(RxWiki News) The heart transplant waiting list isn't short, and if anything, only continues to grow. So doctors have taken another route. They've found a method for screening previously rejected hearts that would deem viable ones suitable for transplant.
The hearts that were previously turned down for transplantation were mostly due to the age of the donor or risk factors for problems such as coronary heart disease. However, researchers have found that pharmacological stress echocardiography can detect which of those previously rejected hearts may be suitable for transplantation.
Commonly called a stress echo, the inexpensive imaging test detects blockages in the heart's arteries or bypasses and also provides information regarding the heart muscle and circulation to the heart.
"Ask your cardiologist about treatment options for heart failure."
Tonino Bombardini, MD, lead researcher and the scientific coordinator of the Aged Donor Heart Rescue by Stress Echo (ADONHERS) Project from Italy, noted that every year in Europe about 4,500 donated hearts go unused even though there is a severe donor organ shortage. In part this is because the average age of organ donors has increased, and because the proposed donor may have died from a stroke.
Dr. Bombardini said that many of those rejected hearts could be used if confidence that the transplants would be successful was increased.

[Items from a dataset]
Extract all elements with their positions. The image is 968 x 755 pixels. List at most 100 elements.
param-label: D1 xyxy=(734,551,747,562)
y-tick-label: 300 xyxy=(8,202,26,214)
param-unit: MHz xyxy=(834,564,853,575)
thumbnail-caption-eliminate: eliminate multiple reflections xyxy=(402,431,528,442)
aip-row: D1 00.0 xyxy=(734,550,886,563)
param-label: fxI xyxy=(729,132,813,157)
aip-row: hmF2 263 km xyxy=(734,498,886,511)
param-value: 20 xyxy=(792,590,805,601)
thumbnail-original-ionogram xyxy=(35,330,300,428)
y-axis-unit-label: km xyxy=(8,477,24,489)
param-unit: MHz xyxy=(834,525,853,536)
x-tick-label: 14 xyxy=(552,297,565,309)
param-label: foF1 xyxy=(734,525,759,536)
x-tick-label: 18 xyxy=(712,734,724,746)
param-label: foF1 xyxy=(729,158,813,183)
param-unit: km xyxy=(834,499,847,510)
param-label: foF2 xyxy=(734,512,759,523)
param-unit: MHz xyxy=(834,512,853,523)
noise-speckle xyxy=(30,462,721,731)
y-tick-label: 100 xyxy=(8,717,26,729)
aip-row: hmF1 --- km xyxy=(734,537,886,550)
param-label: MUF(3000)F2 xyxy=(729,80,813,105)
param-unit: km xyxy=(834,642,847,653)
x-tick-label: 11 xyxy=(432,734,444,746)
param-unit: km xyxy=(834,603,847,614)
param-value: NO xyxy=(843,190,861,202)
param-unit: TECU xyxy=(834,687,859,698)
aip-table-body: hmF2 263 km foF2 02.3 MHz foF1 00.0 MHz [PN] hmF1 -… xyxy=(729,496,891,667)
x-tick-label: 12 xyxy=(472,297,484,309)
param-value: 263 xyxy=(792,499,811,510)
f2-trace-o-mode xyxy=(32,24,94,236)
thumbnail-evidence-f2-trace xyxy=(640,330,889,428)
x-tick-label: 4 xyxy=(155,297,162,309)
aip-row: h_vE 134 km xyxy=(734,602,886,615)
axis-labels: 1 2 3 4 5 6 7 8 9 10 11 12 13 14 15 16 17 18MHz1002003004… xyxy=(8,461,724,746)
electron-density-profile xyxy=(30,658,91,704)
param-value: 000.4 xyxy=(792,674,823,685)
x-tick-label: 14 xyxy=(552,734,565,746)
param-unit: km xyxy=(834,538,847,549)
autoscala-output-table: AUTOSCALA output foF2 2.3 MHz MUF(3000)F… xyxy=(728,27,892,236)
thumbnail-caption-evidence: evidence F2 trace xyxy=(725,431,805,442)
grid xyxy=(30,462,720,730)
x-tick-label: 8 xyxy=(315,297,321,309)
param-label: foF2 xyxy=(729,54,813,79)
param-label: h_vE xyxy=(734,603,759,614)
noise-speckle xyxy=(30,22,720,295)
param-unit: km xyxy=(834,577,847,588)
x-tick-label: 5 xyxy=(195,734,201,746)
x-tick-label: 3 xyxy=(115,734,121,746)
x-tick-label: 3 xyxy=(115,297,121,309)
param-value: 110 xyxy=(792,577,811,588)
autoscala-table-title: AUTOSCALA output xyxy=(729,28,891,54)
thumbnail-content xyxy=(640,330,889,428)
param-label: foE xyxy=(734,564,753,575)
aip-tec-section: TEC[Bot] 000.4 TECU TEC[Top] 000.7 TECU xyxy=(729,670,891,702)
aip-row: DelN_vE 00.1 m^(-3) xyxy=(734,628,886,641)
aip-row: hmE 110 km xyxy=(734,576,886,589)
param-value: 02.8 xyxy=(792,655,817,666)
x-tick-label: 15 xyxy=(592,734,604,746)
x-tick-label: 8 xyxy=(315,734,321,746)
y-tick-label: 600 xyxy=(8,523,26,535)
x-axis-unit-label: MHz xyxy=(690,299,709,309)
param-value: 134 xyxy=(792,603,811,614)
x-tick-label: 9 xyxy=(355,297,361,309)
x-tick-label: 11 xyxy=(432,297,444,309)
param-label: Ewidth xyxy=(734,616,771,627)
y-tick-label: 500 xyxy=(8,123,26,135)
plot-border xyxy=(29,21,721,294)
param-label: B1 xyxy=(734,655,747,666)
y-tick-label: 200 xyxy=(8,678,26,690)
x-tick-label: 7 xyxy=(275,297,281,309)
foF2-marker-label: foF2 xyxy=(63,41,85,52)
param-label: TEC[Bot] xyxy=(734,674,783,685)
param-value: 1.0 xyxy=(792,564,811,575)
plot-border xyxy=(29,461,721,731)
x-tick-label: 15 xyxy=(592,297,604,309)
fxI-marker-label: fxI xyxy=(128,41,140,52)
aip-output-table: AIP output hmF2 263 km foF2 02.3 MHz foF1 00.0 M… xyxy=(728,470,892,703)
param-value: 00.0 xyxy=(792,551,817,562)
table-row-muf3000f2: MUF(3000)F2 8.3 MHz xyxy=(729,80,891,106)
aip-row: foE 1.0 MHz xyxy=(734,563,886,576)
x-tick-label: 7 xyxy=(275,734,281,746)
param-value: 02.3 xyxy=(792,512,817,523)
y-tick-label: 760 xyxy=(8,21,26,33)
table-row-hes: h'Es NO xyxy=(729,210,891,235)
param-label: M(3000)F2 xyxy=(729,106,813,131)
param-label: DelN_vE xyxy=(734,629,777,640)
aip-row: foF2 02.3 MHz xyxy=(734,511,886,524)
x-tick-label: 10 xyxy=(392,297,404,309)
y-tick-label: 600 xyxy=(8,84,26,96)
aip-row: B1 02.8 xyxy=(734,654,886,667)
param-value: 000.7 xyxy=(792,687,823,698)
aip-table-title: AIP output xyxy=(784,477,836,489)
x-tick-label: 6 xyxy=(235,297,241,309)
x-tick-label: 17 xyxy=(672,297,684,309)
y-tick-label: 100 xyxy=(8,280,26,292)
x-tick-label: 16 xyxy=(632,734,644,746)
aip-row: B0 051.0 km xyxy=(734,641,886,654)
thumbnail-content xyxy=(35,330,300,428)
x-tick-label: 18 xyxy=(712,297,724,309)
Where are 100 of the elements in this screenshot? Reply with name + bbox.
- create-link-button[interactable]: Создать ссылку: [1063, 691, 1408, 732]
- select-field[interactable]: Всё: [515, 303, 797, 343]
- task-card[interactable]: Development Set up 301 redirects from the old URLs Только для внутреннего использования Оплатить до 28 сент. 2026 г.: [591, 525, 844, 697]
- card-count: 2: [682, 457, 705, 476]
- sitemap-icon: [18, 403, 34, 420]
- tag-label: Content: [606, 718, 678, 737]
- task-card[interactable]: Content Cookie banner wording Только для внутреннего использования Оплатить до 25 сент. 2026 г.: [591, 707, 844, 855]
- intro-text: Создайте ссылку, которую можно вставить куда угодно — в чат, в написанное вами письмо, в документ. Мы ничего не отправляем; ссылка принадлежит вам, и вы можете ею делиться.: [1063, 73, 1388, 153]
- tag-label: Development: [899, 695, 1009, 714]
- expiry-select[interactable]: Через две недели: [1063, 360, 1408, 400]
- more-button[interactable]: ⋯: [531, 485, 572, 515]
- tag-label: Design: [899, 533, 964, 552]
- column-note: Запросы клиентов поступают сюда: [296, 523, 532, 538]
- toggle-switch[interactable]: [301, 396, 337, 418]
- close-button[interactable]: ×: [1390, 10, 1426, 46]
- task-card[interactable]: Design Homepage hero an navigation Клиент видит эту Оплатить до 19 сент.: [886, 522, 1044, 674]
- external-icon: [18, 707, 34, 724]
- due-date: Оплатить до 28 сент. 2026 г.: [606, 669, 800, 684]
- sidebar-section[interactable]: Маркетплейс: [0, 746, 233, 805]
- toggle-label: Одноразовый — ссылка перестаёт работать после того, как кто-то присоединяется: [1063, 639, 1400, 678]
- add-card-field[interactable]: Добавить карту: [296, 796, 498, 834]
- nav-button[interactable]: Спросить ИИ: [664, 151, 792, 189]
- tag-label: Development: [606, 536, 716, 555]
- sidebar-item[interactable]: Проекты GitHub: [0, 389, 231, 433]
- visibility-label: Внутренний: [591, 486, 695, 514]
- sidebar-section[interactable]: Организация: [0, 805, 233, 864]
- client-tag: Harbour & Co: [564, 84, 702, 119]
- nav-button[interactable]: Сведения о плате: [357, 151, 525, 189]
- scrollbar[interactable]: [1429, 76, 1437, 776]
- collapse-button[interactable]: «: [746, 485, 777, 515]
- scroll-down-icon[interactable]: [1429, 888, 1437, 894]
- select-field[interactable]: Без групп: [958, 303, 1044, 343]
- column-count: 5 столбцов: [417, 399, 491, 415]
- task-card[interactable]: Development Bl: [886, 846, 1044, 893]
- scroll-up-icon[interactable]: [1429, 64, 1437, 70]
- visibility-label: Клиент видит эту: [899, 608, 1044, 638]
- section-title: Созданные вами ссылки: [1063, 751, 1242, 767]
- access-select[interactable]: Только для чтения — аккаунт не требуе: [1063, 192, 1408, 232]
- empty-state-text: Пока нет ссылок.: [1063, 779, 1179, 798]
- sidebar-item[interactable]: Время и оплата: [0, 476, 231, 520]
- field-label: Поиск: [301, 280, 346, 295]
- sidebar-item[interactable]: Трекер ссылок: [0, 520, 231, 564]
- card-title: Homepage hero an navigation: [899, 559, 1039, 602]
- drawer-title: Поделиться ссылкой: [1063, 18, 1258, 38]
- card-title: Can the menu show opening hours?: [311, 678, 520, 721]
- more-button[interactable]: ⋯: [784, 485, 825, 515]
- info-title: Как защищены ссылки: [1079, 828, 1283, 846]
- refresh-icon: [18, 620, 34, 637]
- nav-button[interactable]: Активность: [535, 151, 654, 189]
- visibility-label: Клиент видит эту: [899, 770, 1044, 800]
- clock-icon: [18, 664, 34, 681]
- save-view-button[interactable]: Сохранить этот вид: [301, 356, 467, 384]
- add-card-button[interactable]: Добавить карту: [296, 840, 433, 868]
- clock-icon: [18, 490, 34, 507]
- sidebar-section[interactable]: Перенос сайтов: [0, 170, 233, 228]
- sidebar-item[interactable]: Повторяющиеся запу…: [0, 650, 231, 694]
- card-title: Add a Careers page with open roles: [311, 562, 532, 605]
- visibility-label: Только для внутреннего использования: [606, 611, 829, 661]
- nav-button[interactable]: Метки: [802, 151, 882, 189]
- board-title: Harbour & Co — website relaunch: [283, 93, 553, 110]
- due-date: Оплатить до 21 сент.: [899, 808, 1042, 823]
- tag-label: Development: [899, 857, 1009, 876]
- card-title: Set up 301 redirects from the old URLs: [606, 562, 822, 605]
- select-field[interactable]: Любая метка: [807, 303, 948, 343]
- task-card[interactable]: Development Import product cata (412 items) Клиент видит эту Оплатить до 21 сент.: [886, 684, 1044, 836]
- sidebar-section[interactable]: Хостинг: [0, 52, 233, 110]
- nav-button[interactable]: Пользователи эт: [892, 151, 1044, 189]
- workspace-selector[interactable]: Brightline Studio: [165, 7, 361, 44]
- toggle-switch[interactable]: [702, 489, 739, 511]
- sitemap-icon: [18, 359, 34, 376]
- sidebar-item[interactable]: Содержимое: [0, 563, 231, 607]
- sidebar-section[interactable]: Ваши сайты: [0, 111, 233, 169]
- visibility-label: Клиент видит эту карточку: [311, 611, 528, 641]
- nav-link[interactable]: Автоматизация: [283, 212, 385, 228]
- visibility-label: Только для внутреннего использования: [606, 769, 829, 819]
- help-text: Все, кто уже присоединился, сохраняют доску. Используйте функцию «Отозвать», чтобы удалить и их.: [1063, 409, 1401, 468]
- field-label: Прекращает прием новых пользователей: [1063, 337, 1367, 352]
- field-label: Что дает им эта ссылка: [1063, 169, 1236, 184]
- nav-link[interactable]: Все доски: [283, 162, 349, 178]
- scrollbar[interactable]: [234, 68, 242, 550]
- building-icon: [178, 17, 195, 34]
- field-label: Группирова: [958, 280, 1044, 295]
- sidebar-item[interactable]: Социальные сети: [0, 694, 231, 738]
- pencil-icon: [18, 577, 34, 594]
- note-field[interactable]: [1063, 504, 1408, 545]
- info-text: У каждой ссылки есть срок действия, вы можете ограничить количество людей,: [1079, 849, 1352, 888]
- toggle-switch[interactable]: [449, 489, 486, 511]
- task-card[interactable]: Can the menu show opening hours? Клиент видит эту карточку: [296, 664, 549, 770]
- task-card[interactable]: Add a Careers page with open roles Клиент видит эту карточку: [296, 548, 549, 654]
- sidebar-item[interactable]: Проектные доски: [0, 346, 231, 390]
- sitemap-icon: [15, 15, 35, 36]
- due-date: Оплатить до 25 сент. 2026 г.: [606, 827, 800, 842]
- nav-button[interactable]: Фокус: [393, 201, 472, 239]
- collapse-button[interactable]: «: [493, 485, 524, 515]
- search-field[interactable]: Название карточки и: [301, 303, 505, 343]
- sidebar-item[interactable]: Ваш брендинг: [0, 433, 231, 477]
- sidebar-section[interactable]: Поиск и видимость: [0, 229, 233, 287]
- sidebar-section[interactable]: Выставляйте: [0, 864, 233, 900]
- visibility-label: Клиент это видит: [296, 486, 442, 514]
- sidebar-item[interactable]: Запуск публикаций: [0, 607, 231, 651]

#### [Set of tasks]
- a) Decide whether each statement agrees with the article on donor hearts, answering yes or no and quoting the words from the article that decide it. (i) Stress echocardiography is an expensive imaging test. (ii) Each year in Europe about 4,500 donated hearts go unused. (iii) Hearts were previously turned down mostly because of the donor's blood type.
- b) Please name the project for which, according to the article on donor hearts, Tonino Bombardini serves as scientific coordinator.

#### [Per-task answers]
- a)
(i) No: "the inexpensive imaging test"
(ii) Yes: "every year in Europe about 4,500 donated hearts go unused"
(iii) No: "mostly due to the age of the donor or risk factors for problems such as coronary heart disease"

- b) The Aged Donor Heart Rescue by Stress Echo (ADONHERS) Project.